Dataset:
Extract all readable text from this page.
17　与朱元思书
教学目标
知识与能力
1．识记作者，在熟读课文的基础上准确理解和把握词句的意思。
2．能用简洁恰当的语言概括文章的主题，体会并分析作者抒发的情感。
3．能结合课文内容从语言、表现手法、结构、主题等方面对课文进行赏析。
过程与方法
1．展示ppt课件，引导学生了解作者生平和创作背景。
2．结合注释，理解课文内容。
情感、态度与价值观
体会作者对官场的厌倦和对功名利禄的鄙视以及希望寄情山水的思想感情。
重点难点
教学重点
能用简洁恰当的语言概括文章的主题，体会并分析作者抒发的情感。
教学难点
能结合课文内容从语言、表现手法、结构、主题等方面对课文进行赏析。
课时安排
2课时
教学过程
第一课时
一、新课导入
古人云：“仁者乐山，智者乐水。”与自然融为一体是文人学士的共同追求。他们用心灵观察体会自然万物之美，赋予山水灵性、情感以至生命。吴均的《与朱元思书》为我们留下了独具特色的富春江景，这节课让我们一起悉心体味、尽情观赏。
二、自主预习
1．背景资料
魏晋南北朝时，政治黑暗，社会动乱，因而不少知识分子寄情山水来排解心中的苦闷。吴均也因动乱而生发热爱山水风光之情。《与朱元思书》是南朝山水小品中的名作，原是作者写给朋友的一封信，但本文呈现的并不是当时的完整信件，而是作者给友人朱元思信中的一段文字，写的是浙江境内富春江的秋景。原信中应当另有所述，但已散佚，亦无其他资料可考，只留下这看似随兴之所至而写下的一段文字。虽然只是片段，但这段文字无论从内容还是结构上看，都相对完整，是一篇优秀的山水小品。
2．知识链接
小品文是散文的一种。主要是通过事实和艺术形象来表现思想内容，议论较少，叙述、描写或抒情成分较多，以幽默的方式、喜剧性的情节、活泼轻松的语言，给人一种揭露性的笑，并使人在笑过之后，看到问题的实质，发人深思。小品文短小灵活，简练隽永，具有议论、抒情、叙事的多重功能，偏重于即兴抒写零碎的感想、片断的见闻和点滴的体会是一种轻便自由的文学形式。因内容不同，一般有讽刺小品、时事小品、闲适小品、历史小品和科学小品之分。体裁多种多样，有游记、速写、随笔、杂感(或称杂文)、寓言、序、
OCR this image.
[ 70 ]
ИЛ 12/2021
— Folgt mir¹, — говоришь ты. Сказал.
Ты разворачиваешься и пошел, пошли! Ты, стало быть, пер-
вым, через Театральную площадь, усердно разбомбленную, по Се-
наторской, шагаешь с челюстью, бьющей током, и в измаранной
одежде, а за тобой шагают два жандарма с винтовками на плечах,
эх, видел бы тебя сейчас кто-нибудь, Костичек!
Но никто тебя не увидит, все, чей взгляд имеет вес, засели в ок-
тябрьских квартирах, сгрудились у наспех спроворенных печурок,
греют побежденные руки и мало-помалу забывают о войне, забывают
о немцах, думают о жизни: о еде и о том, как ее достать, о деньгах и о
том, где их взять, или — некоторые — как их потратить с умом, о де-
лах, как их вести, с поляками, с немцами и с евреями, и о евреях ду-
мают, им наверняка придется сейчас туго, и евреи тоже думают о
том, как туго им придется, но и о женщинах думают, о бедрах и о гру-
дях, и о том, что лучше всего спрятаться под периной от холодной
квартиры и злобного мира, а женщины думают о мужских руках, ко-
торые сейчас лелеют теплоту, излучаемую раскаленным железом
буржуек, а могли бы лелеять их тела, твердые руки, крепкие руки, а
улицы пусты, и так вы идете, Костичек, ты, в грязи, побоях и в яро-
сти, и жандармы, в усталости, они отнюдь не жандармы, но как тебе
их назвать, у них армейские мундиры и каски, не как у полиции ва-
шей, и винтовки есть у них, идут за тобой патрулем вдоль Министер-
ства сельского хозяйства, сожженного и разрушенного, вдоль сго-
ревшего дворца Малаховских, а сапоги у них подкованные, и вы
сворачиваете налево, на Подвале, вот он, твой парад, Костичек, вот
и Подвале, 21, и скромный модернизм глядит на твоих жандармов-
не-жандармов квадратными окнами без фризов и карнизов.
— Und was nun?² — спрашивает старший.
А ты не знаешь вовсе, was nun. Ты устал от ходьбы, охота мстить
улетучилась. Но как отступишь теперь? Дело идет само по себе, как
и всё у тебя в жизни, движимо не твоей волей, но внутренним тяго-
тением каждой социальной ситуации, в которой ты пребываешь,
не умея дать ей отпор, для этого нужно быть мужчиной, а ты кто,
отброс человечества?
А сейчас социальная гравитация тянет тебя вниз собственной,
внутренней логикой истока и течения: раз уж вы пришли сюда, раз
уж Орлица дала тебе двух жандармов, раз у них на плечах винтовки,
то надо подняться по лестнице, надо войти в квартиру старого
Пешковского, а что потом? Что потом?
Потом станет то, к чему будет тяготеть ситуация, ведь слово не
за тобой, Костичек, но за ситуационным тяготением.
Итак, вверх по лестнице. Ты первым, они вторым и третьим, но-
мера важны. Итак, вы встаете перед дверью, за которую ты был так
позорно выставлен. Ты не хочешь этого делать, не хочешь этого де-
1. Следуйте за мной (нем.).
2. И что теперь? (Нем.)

What needs to be done: Once more, set down the full listing, verbatim.

Final result:
Extract all readable text from this page.
17　与朱元思书
教学目标
知识与能力
1．识记作者，在熟读课文的基础上准确理解和把握词句的意思。
2．能用简洁恰当的语言概括文章的主题，体会并分析作者抒发的情感。
3．能结合课文内容从语言、表现手法、结构、主题等方面对课文进行赏析。
过程与方法
1．展示ppt课件，引导学生了解作者生平和创作背景。
2．结合注释，理解课文内容。
情感、态度与价值观
体会作者对官场的厌倦和对功名利禄的鄙视以及希望寄情山水的思想感情。
重点难点
教学重点
能用简洁恰当的语言概括文章的主题，体会并分析作者抒发的情感。
教学难点
能结合课文内容从语言、表现手法、结构、主题等方面对课文进行赏析。
课时安排
2课时
教学过程
第一课时
一、新课导入
古人云：“仁者乐山，智者乐水。”与自然融为一体是文人学士的共同追求。他们用心灵观察体会自然万物之美，赋予山水灵性、情感以至生命。吴均的《与朱元思书》为我们留下了独具特色的富春江景，这节课让我们一起悉心体味、尽情观赏。
二、自主预习
1．背景资料
魏晋南北朝时，政治黑暗，社会动乱，因而不少知识分子寄情山水来排解心中的苦闷。吴均也因动乱而生发热爱山水风光之情。《与朱元思书》是南朝山水小品中的名作，原是作者写给朋友的一封信，但本文呈现的并不是当时的完整信件，而是作者给友人朱元思信中的一段文字，写的是浙江境内富春江的秋景。原信中应当另有所述，但已散佚，亦无其他资料可考，只留下这看似随兴之所至而写下的一段文字。虽然只是片段，但这段文字无论从内容还是结构上看，都相对完整，是一篇优秀的山水小品。
2．知识链接
小品文是散文的一种。主要是通过事实和艺术形象来表现思想内容，议论较少，叙述、描写或抒情成分较多，以幽默的方式、喜剧性的情节、活泼轻松的语言，给人一种揭露性的笑，并使人在笑过之后，看到问题的实质，发人深思。小品文短小灵活，简练隽永，具有议论、抒情、叙事的多重功能，偏重于即兴抒写零碎的感想、片断的见闻和点滴的体会是一种轻便自由的文学形式。因内容不同，一般有讽刺小品、时事小品、闲适小品、历史小品和科学小品之分。体裁多种多样，有游记、速写、随笔、杂感(或称杂文)、寓言、序、
OCR this image.
[ 70 ]
ИЛ 12/2021
— Folgt mir¹, — говоришь ты. Сказал.
Ты разворачиваешься и пошел, пошли! Ты, стало быть, пер-
вым, через Театральную площадь, усердно разбомбленную, по Се-
наторской, шагаешь с челюстью, бьющей током, и в измаранной
одежде, а за тобой шагают два жандарма с винтовками на плечах,
эх, видел бы тебя сейчас кто-нибудь, Костичек!
Но никто тебя не увидит, все, чей взгляд имеет вес, засели в ок-
тябрьских квартирах, сгрудились у наспех спроворенных печурок,
греют побежденные руки и мало-помалу забывают о войне, забывают
о немцах, думают о жизни: о еде и о том, как ее достать, о деньгах и о
том, где их взять, или — некоторые — как их потратить с умом, о де-
лах, как их вести, с поляками, с немцами и с евреями, и о евреях ду-
мают, им наверняка придется сейчас туго, и евреи тоже думают о
том, как туго им придется, но и о женщинах думают, о бедрах и о гру-
дях, и о том, что лучше всего спрятаться под периной от холодной
квартиры и злобного мира, а женщины думают о мужских руках, ко-
торые сейчас лелеют теплоту, излучаемую раскаленным железом
буржуек, а могли бы лелеять их тела, твердые руки, крепкие руки, а
улицы пусты, и так вы идете, Костичек, ты, в грязи, побоях и в яро-
сти, и жандармы, в усталости, они отнюдь не жандармы, но как тебе
их назвать, у них армейские мундиры и каски, не как у полиции ва-
шей, и винтовки есть у них, идут за тобой патрулем вдоль Министер-
ства сельского хозяйства, сожженного и разрушенного, вдоль сго-
ревшего дворца Малаховских, а сапоги у них подкованные, и вы
сворачиваете налево, на Подвале, вот он, твой парад, Костичек, вот
и Подвале, 21, и скромный модернизм глядит на твоих жандармов-
не-жандармов квадратными окнами без фризов и карнизов.
— Und was nun?² — спрашивает старший.
А ты не знаешь вовсе, was nun. Ты устал от ходьбы, охота мстить
улетучилась. Но как отступишь теперь? Дело идет само по себе, как
и всё у тебя в жизни, движимо не твоей волей, но внутренним тяго-
тением каждой социальной ситуации, в которой ты пребываешь,
не умея дать ей отпор, для этого нужно быть мужчиной, а ты кто,
отброс человечества?
А сейчас социальная гравитация тянет тебя вниз собственной,
внутренней логикой истока и течения: раз уж вы пришли сюда, раз
уж Орлица дала тебе двух жандармов, раз у них на плечах винтовки,
то надо подняться по лестнице, надо войти в квартиру старого
Пешковского, а что потом? Что потом?
Потом станет то, к чему будет тяготеть ситуация, ведь слово не
за тобой, Костичек, но за ситуационным тяготением.
Итак, вверх по лестнице. Ты первым, они вторым и третьим, но-
мера важны. Итак, вы встаете перед дверью, за которую ты был так
позорно выставлен. Ты не хочешь этого делать, не хочешь этого де-
1. Следуйте за мной (нем.).
2. И что теперь? (Нем.)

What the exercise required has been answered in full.